INSTRUCTIONS TO FOLLOW » All the data must come back unchanged, except that pictures are left out.
---+---
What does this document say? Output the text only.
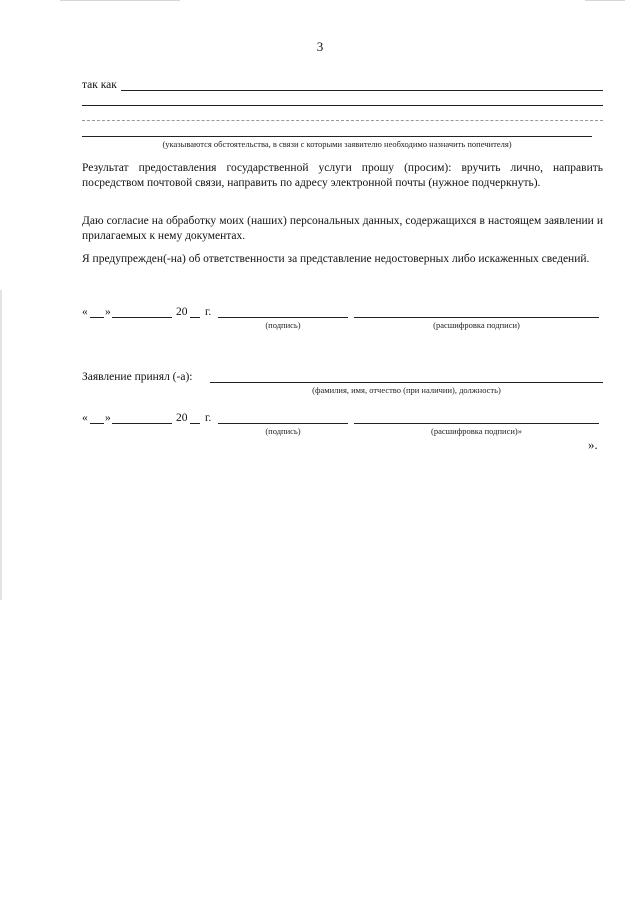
3
так как
(указываются обстоятельства, в связи с которыми заявителю необходимо назначить попечителя)
Результат предоставления государственной услуги прошу (просим): вручить лично, направить посредством почтовой связи, направить по адресу электронной почты (нужное подчеркнуть).
Даю согласие на обработку моих (наших) персональных данных, содержащихся в настоящем заявлении и прилагаемых к нему документах.
Я предупрежден(-на) об ответственности за представление недостоверных либо искаженных сведений.
« »	20 г.
(подпись)	(расшифровка подписи)
Заявление принял (-а):
(фамилия, имя, отчество (при наличии), должность)
« »	20 г.
(подпись)	(расшифровка подписи)»
».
---+---
WRITTEN ANSWER »
What does this document say? Output the text only.
3
так как
(указываются обстоятельства, в связи с которыми заявителю необходимо назначить попечителя)
Результат предоставления государственной услуги прошу (просим): вручить лично, направить посредством почтовой связи, направить по адресу электронной почты (нужное подчеркнуть).
Даю согласие на обработку моих (наших) персональных данных, содержащихся в настоящем заявлении и прилагаемых к нему документах.
Я предупрежден(-на) об ответственности за представление недостоверных либо искаженных сведений.
« »	20 г.
(подпись)	(расшифровка подписи)
Заявление принял (-а):
(фамилия, имя, отчество (при наличии), должность)
« »	20 г.
(подпись)	(расшифровка подписи)»
».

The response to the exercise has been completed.